--- Start RECORDS SHOWN ---

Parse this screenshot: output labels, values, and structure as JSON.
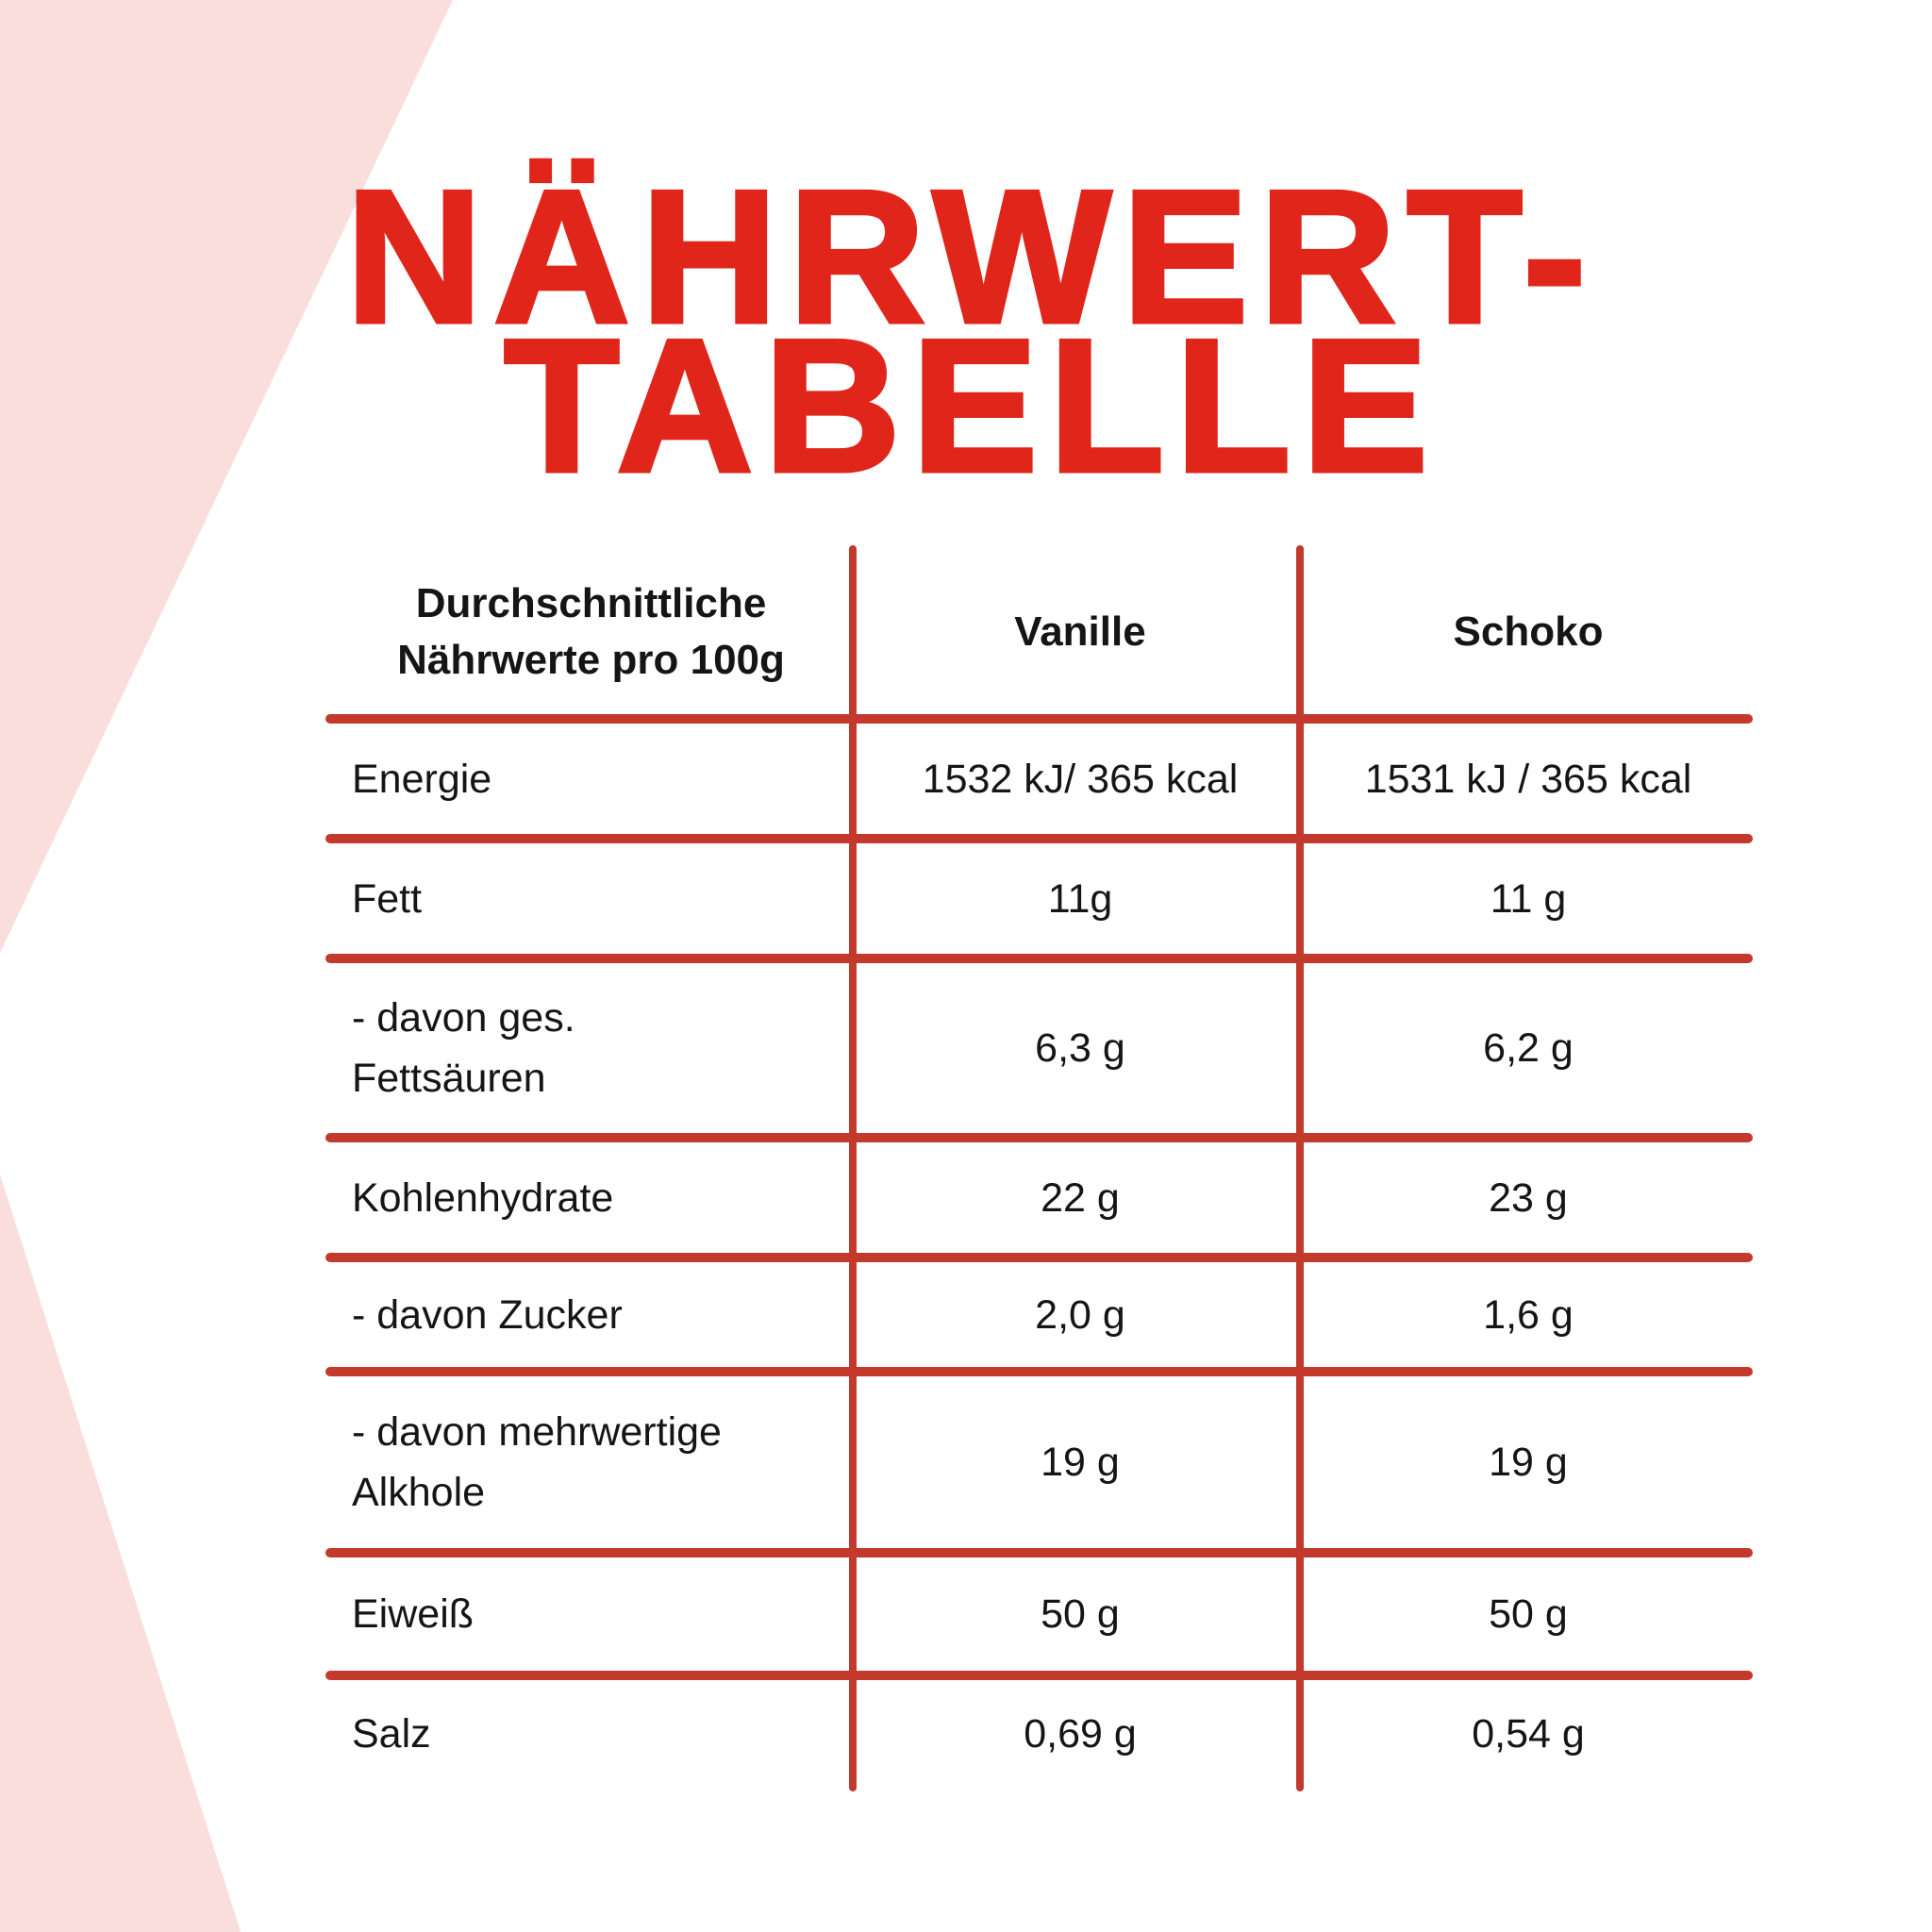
{
  "title": {
    "line1": "NÄHRWERT-",
    "line2": "TABELLE"
  },
  "table": {
    "header": {
      "col1": "Durchschnittliche\nNährwerte pro 100g",
      "col2": "Vanille",
      "col3": "Schoko"
    },
    "rows": [
      {
        "label": "Energie",
        "vanille": "1532 kJ/ 365 kcal",
        "schoko": "1531 kJ / 365 kcal"
      },
      {
        "label": "Fett",
        "vanille": "11g",
        "schoko": "11 g"
      },
      {
        "label": "- davon ges.\nFettsäuren",
        "vanille": "6,3 g",
        "schoko": "6,2 g"
      },
      {
        "label": "Kohlenhydrate",
        "vanille": "22 g",
        "schoko": "23 g"
      },
      {
        "label": "- davon Zucker",
        "vanille": "2,0 g",
        "schoko": "1,6 g"
      },
      {
        "label": "- davon mehrwertige\nAlkhole",
        "vanille": "19 g",
        "schoko": "19 g"
      },
      {
        "label": "Eiweiß",
        "vanille": "50 g",
        "schoko": "50 g"
      },
      {
        "label": "Salz",
        "vanille": "0,69 g",
        "schoko": "0,54 g"
      }
    ]
  },
  "colors": {
    "accent_red": "#e0251b",
    "line_red": "#c33a2c",
    "pink": "#f9dedb",
    "text": "#151515"
  }
}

--- End RECORDS SHOWN ---

GIVEN TASK:
Output a faithful copy of the data, with each picture left out.

THE REPLY:
Parse this screenshot: output labels, values, and structure as JSON.
{
  "title": {
    "line1": "NÄHRWERT-",
    "line2": "TABELLE"
  },
  "table": {
    "header": {
      "col1": "Durchschnittliche\nNährwerte pro 100g",
      "col2": "Vanille",
      "col3": "Schoko"
    },
    "rows": [
      {
        "label": "Energie",
        "vanille": "1532 kJ/ 365 kcal",
        "schoko": "1531 kJ / 365 kcal"
      },
      {
        "label": "Fett",
        "vanille": "11g",
        "schoko": "11 g"
      },
      {
        "label": "- davon ges.\nFettsäuren",
        "vanille": "6,3 g",
        "schoko": "6,2 g"
      },
      {
        "label": "Kohlenhydrate",
        "vanille": "22 g",
        "schoko": "23 g"
      },
      {
        "label": "- davon Zucker",
        "vanille": "2,0 g",
        "schoko": "1,6 g"
      },
      {
        "label": "- davon mehrwertige\nAlkhole",
        "vanille": "19 g",
        "schoko": "19 g"
      },
      {
        "label": "Eiweiß",
        "vanille": "50 g",
        "schoko": "50 g"
      },
      {
        "label": "Salz",
        "vanille": "0,69 g",
        "schoko": "0,54 g"
      }
    ]
  },
  "colors": {
    "accent_red": "#e0251b",
    "line_red": "#c33a2c",
    "pink": "#f9dedb",
    "text": "#151515"
  }
}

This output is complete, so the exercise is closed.